-- Record extracts start --

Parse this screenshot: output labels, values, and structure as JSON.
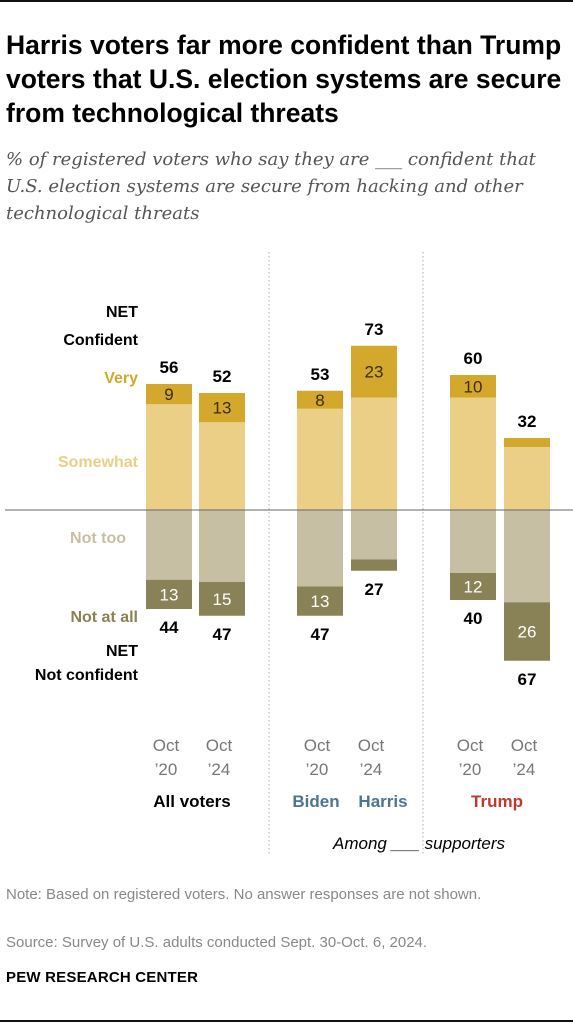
{
  "title": "Harris voters far more confident than Trump voters that U.S. election systems are secure from technological threats",
  "subtitle": "% of registered voters who say they are ___ confident that U.S. election systems are secure from hacking and other technological threats",
  "note": "Note: Based on registered voters. No answer responses are not shown.",
  "source": "Source: Survey of U.S. adults conducted Sept. 30-Oct. 6, 2024.",
  "brand": "PEW RESEARCH CENTER",
  "colors": {
    "very": "#d4a82c",
    "somewhat": "#eccf86",
    "not_too": "#c6bfa4",
    "not_at_all": "#8a8257",
    "biden": "#4f7390",
    "harris": "#4f7390",
    "trump": "#c0392b"
  },
  "chart_data": {
    "type": "bar",
    "orientation": "diverging-stacked",
    "legend_labels": {
      "net_confident": [
        "NET",
        "Confident"
      ],
      "very": "Very",
      "somewhat": "Somewhat",
      "not_too": "Not too",
      "not_at_all": "Not at all",
      "net_not_confident": [
        "NET",
        "Not confident"
      ]
    },
    "among_label": "Among ___ supporters",
    "groups": [
      {
        "label": "All voters",
        "label_color": "#000000",
        "bars": [
          {
            "period": [
              "Oct",
              "’20"
            ],
            "net_confident": 56,
            "very": 9,
            "somewhat": 47,
            "not_too": 31,
            "not_at_all": 13,
            "net_not_confident": 44
          },
          {
            "period": [
              "Oct",
              "’24"
            ],
            "net_confident": 52,
            "very": 13,
            "somewhat": 39,
            "not_too": 32,
            "not_at_all": 15,
            "net_not_confident": 47
          }
        ]
      },
      {
        "label": "Biden",
        "label_color": "#4f7390",
        "bars": [
          {
            "period": [
              "Oct",
              "’20"
            ],
            "net_confident": 53,
            "very": 8,
            "somewhat": 45,
            "not_too": 34,
            "not_at_all": 13,
            "net_not_confident": 47
          }
        ]
      },
      {
        "label": "Harris",
        "label_color": "#4f7390",
        "bars": [
          {
            "period": [
              "Oct",
              "’24"
            ],
            "net_confident": 73,
            "very": 23,
            "somewhat": 50,
            "not_too": 22,
            "not_at_all": 5,
            "net_not_confident": 27
          }
        ]
      },
      {
        "label": "Trump",
        "label_color": "#c0392b",
        "bars": [
          {
            "period": [
              "Oct",
              "’20"
            ],
            "net_confident": 60,
            "very": 10,
            "somewhat": 50,
            "not_too": 28,
            "not_at_all": 12,
            "net_not_confident": 40
          },
          {
            "period": [
              "Oct",
              "’24"
            ],
            "net_confident": 32,
            "very": 4,
            "somewhat": 28,
            "not_too": 41,
            "not_at_all": 26,
            "net_not_confident": 67
          }
        ]
      }
    ]
  }
}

-- Record extracts end --

## Problem details
Retype the listing exactly. Pictures do not belong in the copy.

## Response for this exercise
Parse this screenshot: output labels, values, and structure as JSON.
{
  "title": "Harris voters far more confident than Trump voters that U.S. election systems are secure from technological threats",
  "subtitle": "% of registered voters who say they are ___ confident that U.S. election systems are secure from hacking and other technological threats",
  "note": "Note: Based on registered voters. No answer responses are not shown.",
  "source": "Source: Survey of U.S. adults conducted Sept. 30-Oct. 6, 2024.",
  "brand": "PEW RESEARCH CENTER",
  "colors": {
    "very": "#d4a82c",
    "somewhat": "#eccf86",
    "not_too": "#c6bfa4",
    "not_at_all": "#8a8257",
    "biden": "#4f7390",
    "harris": "#4f7390",
    "trump": "#c0392b"
  },
  "chart_data": {
    "type": "bar",
    "orientation": "diverging-stacked",
    "legend_labels": {
      "net_confident": [
        "NET",
        "Confident"
      ],
      "very": "Very",
      "somewhat": "Somewhat",
      "not_too": "Not too",
      "not_at_all": "Not at all",
      "net_not_confident": [
        "NET",
        "Not confident"
      ]
    },
    "among_label": "Among ___ supporters",
    "groups": [
      {
        "label": "All voters",
        "label_color": "#000000",
        "bars": [
          {
            "period": [
              "Oct",
              "’20"
            ],
            "net_confident": 56,
            "very": 9,
            "somewhat": 47,
            "not_too": 31,
            "not_at_all": 13,
            "net_not_confident": 44
          },
          {
            "period": [
              "Oct",
              "’24"
            ],
            "net_confident": 52,
            "very": 13,
            "somewhat": 39,
            "not_too": 32,
            "not_at_all": 15,
            "net_not_confident": 47
          }
        ]
      },
      {
        "label": "Biden",
        "label_color": "#4f7390",
        "bars": [
          {
            "period": [
              "Oct",
              "’20"
            ],
            "net_confident": 53,
            "very": 8,
            "somewhat": 45,
            "not_too": 34,
            "not_at_all": 13,
            "net_not_confident": 47
          }
        ]
      },
      {
        "label": "Harris",
        "label_color": "#4f7390",
        "bars": [
          {
            "period": [
              "Oct",
              "’24"
            ],
            "net_confident": 73,
            "very": 23,
            "somewhat": 50,
            "not_too": 22,
            "not_at_all": 5,
            "net_not_confident": 27
          }
        ]
      },
      {
        "label": "Trump",
        "label_color": "#c0392b",
        "bars": [
          {
            "period": [
              "Oct",
              "’20"
            ],
            "net_confident": 60,
            "very": 10,
            "somewhat": 50,
            "not_too": 28,
            "not_at_all": 12,
            "net_not_confident": 40
          },
          {
            "period": [
              "Oct",
              "’24"
            ],
            "net_confident": 32,
            "very": 4,
            "somewhat": 28,
            "not_too": 41,
            "not_at_all": 26,
            "net_not_confident": 67
          }
        ]
      }
    ]
  }
}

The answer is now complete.